INSTRUCTIONS FOR THE TASK:
Filter the data for lines with the word "NOAA", then copy every line so identified.

GIVEN INFORMATION:
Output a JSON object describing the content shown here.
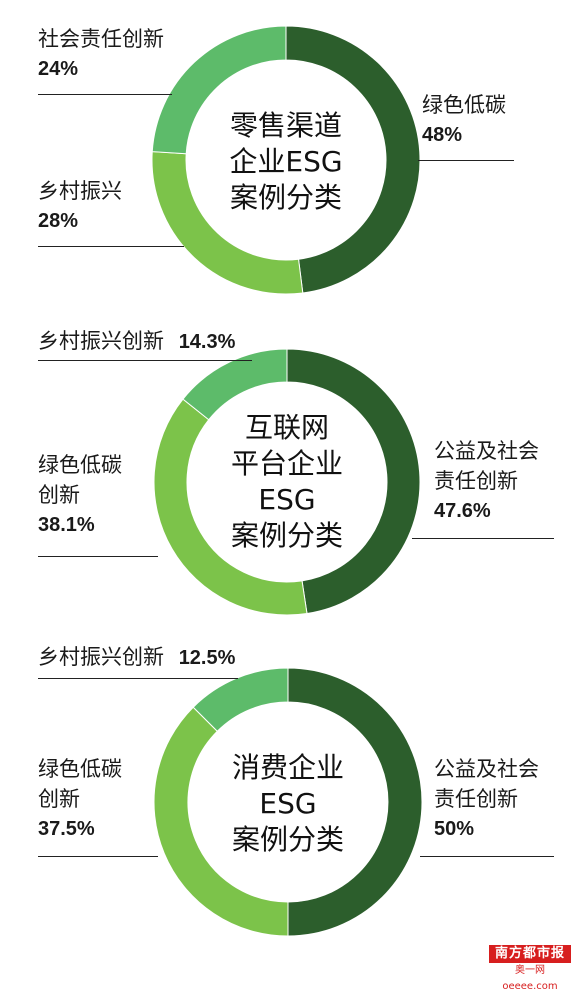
{
  "colors": {
    "dark": "#2c5e2c",
    "mid": "#7cc34a",
    "light": "#5dbb6a"
  },
  "chart_data": [
    {
      "type": "pie",
      "title": "零售渠道企业ESG案例分类",
      "title_lines": [
        "零售渠道",
        "企业ESG",
        "案例分类"
      ],
      "slices": [
        {
          "label": "绿色低碳",
          "label_lines": [
            "绿色低碳"
          ],
          "value": 48,
          "value_text": "48%",
          "color": "#2c5e2c"
        },
        {
          "label": "乡村振兴",
          "label_lines": [
            "乡村振兴"
          ],
          "value": 28,
          "value_text": "28%",
          "color": "#7cc34a"
        },
        {
          "label": "社会责任创新",
          "label_lines": [
            "社会责任创新"
          ],
          "value": 24,
          "value_text": "24%",
          "color": "#5dbb6a"
        }
      ]
    },
    {
      "type": "pie",
      "title": "互联网平台企业ESG案例分类",
      "title_lines": [
        "互联网",
        "平台企业",
        "ESG",
        "案例分类"
      ],
      "slices": [
        {
          "label": "公益及社会责任创新",
          "label_lines": [
            "公益及社会",
            "责任创新"
          ],
          "value": 47.6,
          "value_text": "47.6%",
          "color": "#2c5e2c"
        },
        {
          "label": "绿色低碳创新",
          "label_lines": [
            "绿色低碳",
            "创新"
          ],
          "value": 38.1,
          "value_text": "38.1%",
          "color": "#7cc34a"
        },
        {
          "label": "乡村振兴创新",
          "label_lines": [
            "乡村振兴创新"
          ],
          "value": 14.3,
          "value_text": "14.3%",
          "color": "#5dbb6a"
        }
      ]
    },
    {
      "type": "pie",
      "title": "消费企业ESG案例分类",
      "title_lines": [
        "消费企业",
        "ESG",
        "案例分类"
      ],
      "slices": [
        {
          "label": "公益及社会责任创新",
          "label_lines": [
            "公益及社会",
            "责任创新"
          ],
          "value": 50,
          "value_text": "50%",
          "color": "#2c5e2c"
        },
        {
          "label": "绿色低碳创新",
          "label_lines": [
            "绿色低碳",
            "创新"
          ],
          "value": 37.5,
          "value_text": "37.5%",
          "color": "#7cc34a"
        },
        {
          "label": "乡村振兴创新",
          "label_lines": [
            "乡村振兴创新"
          ],
          "value": 12.5,
          "value_text": "12.5%",
          "color": "#5dbb6a"
        }
      ]
    }
  ],
  "brand": {
    "name": "南方都市报",
    "site": "奥一网oeeee.com"
  }
}
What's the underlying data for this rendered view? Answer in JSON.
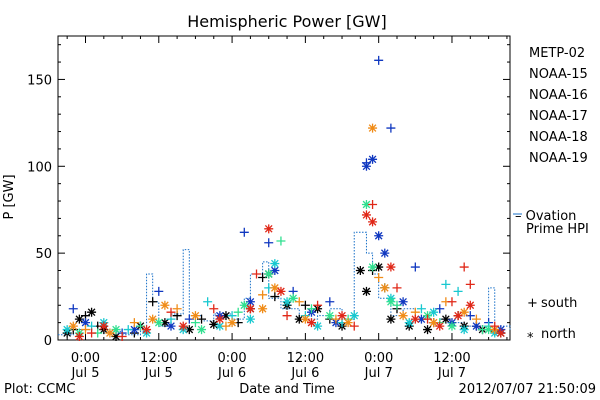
{
  "chart_data": {
    "type": "scatter",
    "title": "Hemispheric Power [GW]",
    "xlabel": "Date and Time",
    "ylabel": "P [GW]",
    "ylim": [
      0,
      175
    ],
    "xlim_hours": [
      -4.5,
      69.5
    ],
    "y_ticks": [
      0,
      50,
      100,
      150
    ],
    "x_ticks": [
      {
        "hour": 0,
        "time": "0:00",
        "date": "Jul 5"
      },
      {
        "hour": 12,
        "time": "12:00",
        "date": "Jul 5"
      },
      {
        "hour": 24,
        "time": "0:00",
        "date": "Jul 6"
      },
      {
        "hour": 36,
        "time": "12:00",
        "date": "Jul 6"
      },
      {
        "hour": 48,
        "time": "0:00",
        "date": "Jul 7"
      },
      {
        "hour": 60,
        "time": "12:00",
        "date": "Jul 7"
      }
    ],
    "grid": false,
    "legend_position": "right",
    "footer_left": "Plot: CCMC",
    "footer_right": "2012/07/07 21:50:09",
    "symbol_legend": [
      {
        "symbol": "+",
        "label": "south"
      },
      {
        "symbol": "*",
        "label": "north"
      }
    ],
    "series": [
      {
        "name": "METP-02",
        "color": "#000000",
        "south": [
          [
            -2,
            6
          ],
          [
            0,
            14
          ],
          [
            2,
            8
          ],
          [
            8,
            4
          ],
          [
            11,
            22
          ],
          [
            15,
            14
          ],
          [
            19,
            12
          ],
          [
            25,
            10
          ],
          [
            29,
            36
          ],
          [
            31,
            25
          ],
          [
            36,
            20
          ],
          [
            40,
            12
          ],
          [
            47,
            40
          ],
          [
            49,
            30
          ],
          [
            51,
            18
          ],
          [
            57,
            10
          ],
          [
            61,
            14
          ],
          [
            64,
            8
          ],
          [
            67,
            5
          ]
        ],
        "north": [
          [
            -3,
            4
          ],
          [
            -1,
            12
          ],
          [
            1,
            16
          ],
          [
            3,
            6
          ],
          [
            5,
            2
          ],
          [
            9,
            8
          ],
          [
            13,
            10
          ],
          [
            17,
            6
          ],
          [
            21,
            9
          ],
          [
            23,
            14
          ],
          [
            27,
            18
          ],
          [
            30,
            38
          ],
          [
            33,
            20
          ],
          [
            35,
            12
          ],
          [
            38,
            18
          ],
          [
            42,
            8
          ],
          [
            45,
            40
          ],
          [
            46,
            28
          ],
          [
            48,
            42
          ],
          [
            50,
            12
          ],
          [
            53,
            8
          ],
          [
            56,
            6
          ],
          [
            59,
            12
          ],
          [
            62,
            8
          ],
          [
            65,
            6
          ],
          [
            68,
            4
          ]
        ]
      },
      {
        "name": "NOAA-15",
        "color": "#1038c0",
        "south": [
          [
            -2,
            18
          ],
          [
            6,
            4
          ],
          [
            12,
            28
          ],
          [
            17,
            12
          ],
          [
            26,
            62
          ],
          [
            30,
            56
          ],
          [
            34,
            28
          ],
          [
            40,
            22
          ],
          [
            46,
            102
          ],
          [
            48,
            161
          ],
          [
            50,
            122
          ],
          [
            54,
            42
          ],
          [
            58,
            18
          ],
          [
            63,
            14
          ],
          [
            66,
            10
          ]
        ],
        "north": [
          [
            0,
            10
          ],
          [
            8,
            6
          ],
          [
            14,
            8
          ],
          [
            22,
            14
          ],
          [
            27,
            22
          ],
          [
            31,
            40
          ],
          [
            37,
            16
          ],
          [
            41,
            10
          ],
          [
            46,
            100
          ],
          [
            47,
            104
          ],
          [
            48,
            60
          ],
          [
            49,
            50
          ],
          [
            52,
            22
          ],
          [
            55,
            12
          ],
          [
            60,
            10
          ],
          [
            64,
            8
          ],
          [
            68,
            6
          ]
        ]
      },
      {
        "name": "NOAA-16",
        "color": "#18c8d0",
        "south": [
          [
            1,
            8
          ],
          [
            7,
            6
          ],
          [
            14,
            12
          ],
          [
            20,
            22
          ],
          [
            24,
            14
          ],
          [
            30,
            30
          ],
          [
            36,
            14
          ],
          [
            42,
            10
          ],
          [
            49,
            30
          ],
          [
            55,
            18
          ],
          [
            59,
            32
          ],
          [
            61,
            28
          ],
          [
            66,
            8
          ]
        ],
        "north": [
          [
            -3,
            6
          ],
          [
            3,
            10
          ],
          [
            10,
            4
          ],
          [
            16,
            6
          ],
          [
            22,
            8
          ],
          [
            27,
            12
          ],
          [
            31,
            44
          ],
          [
            33,
            22
          ],
          [
            38,
            8
          ],
          [
            44,
            14
          ],
          [
            50,
            24
          ],
          [
            53,
            10
          ],
          [
            57,
            16
          ],
          [
            62,
            6
          ],
          [
            67,
            4
          ]
        ]
      },
      {
        "name": "NOAA-17",
        "color": "#30e090",
        "south": [
          [
            2,
            4
          ],
          [
            9,
            8
          ],
          [
            18,
            10
          ],
          [
            25,
            16
          ],
          [
            32,
            57
          ],
          [
            37,
            18
          ],
          [
            43,
            12
          ],
          [
            51,
            20
          ],
          [
            58,
            10
          ],
          [
            65,
            6
          ]
        ],
        "north": [
          [
            -1,
            4
          ],
          [
            5,
            6
          ],
          [
            12,
            10
          ],
          [
            19,
            6
          ],
          [
            26,
            20
          ],
          [
            30,
            38
          ],
          [
            34,
            24
          ],
          [
            40,
            14
          ],
          [
            46,
            78
          ],
          [
            47,
            42
          ],
          [
            50,
            22
          ],
          [
            56,
            14
          ],
          [
            60,
            8
          ],
          [
            66,
            6
          ]
        ]
      },
      {
        "name": "NOAA-18",
        "color": "#f08c18",
        "south": [
          [
            0,
            6
          ],
          [
            8,
            10
          ],
          [
            15,
            18
          ],
          [
            23,
            8
          ],
          [
            29,
            26
          ],
          [
            35,
            22
          ],
          [
            41,
            12
          ],
          [
            48,
            36
          ],
          [
            54,
            16
          ],
          [
            59,
            22
          ],
          [
            64,
            12
          ]
        ],
        "north": [
          [
            -2,
            8
          ],
          [
            4,
            4
          ],
          [
            11,
            12
          ],
          [
            13,
            20
          ],
          [
            18,
            14
          ],
          [
            24,
            10
          ],
          [
            29,
            18
          ],
          [
            31,
            30
          ],
          [
            36,
            12
          ],
          [
            43,
            10
          ],
          [
            47,
            122
          ],
          [
            49,
            30
          ],
          [
            52,
            14
          ],
          [
            57,
            10
          ],
          [
            62,
            16
          ],
          [
            67,
            6
          ]
        ]
      },
      {
        "name": "NOAA-19",
        "color": "#e02818",
        "south": [
          [
            1,
            4
          ],
          [
            6,
            2
          ],
          [
            14,
            16
          ],
          [
            21,
            18
          ],
          [
            28,
            38
          ],
          [
            33,
            14
          ],
          [
            38,
            20
          ],
          [
            44,
            8
          ],
          [
            47,
            78
          ],
          [
            51,
            30
          ],
          [
            56,
            12
          ],
          [
            60,
            22
          ],
          [
            62,
            42
          ],
          [
            63,
            32
          ],
          [
            67,
            8
          ]
        ],
        "north": [
          [
            -1,
            2
          ],
          [
            3,
            8
          ],
          [
            10,
            6
          ],
          [
            16,
            8
          ],
          [
            22,
            12
          ],
          [
            27,
            18
          ],
          [
            30,
            64
          ],
          [
            32,
            28
          ],
          [
            37,
            10
          ],
          [
            42,
            14
          ],
          [
            46,
            72
          ],
          [
            47,
            68
          ],
          [
            50,
            42
          ],
          [
            54,
            12
          ],
          [
            58,
            8
          ],
          [
            61,
            14
          ],
          [
            63,
            20
          ],
          [
            68,
            4
          ]
        ]
      }
    ],
    "hpi_steps": [
      [
        -4.5,
        3
      ],
      [
        -2,
        6
      ],
      [
        1,
        4
      ],
      [
        4,
        5
      ],
      [
        6,
        3
      ],
      [
        9,
        5
      ],
      [
        10,
        38
      ],
      [
        11,
        22
      ],
      [
        12,
        8
      ],
      [
        14,
        15
      ],
      [
        16,
        52
      ],
      [
        17,
        14
      ],
      [
        19,
        11
      ],
      [
        21,
        15
      ],
      [
        24,
        12
      ],
      [
        26,
        24
      ],
      [
        27,
        38
      ],
      [
        29,
        45
      ],
      [
        30,
        24
      ],
      [
        32,
        18
      ],
      [
        35,
        12
      ],
      [
        38,
        14
      ],
      [
        40,
        18
      ],
      [
        42,
        12
      ],
      [
        44,
        62
      ],
      [
        46,
        50
      ],
      [
        47,
        38
      ],
      [
        48,
        24
      ],
      [
        50,
        14
      ],
      [
        52,
        18
      ],
      [
        54,
        12
      ],
      [
        56,
        10
      ],
      [
        58,
        12
      ],
      [
        60,
        10
      ],
      [
        62,
        8
      ],
      [
        64,
        6
      ],
      [
        66,
        30
      ],
      [
        67,
        8
      ],
      [
        69.5,
        6
      ]
    ],
    "ovation_label_1": "– Ovation",
    "ovation_label_2": "Prime HPI",
    "ovation_color": "#1870c8"
  }
}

RIGHT ANSWER:
        "name": "NOAA-15",
        "name": "NOAA-16",
        "name": "NOAA-17",
        "name": "NOAA-18",
        "name": "NOAA-19",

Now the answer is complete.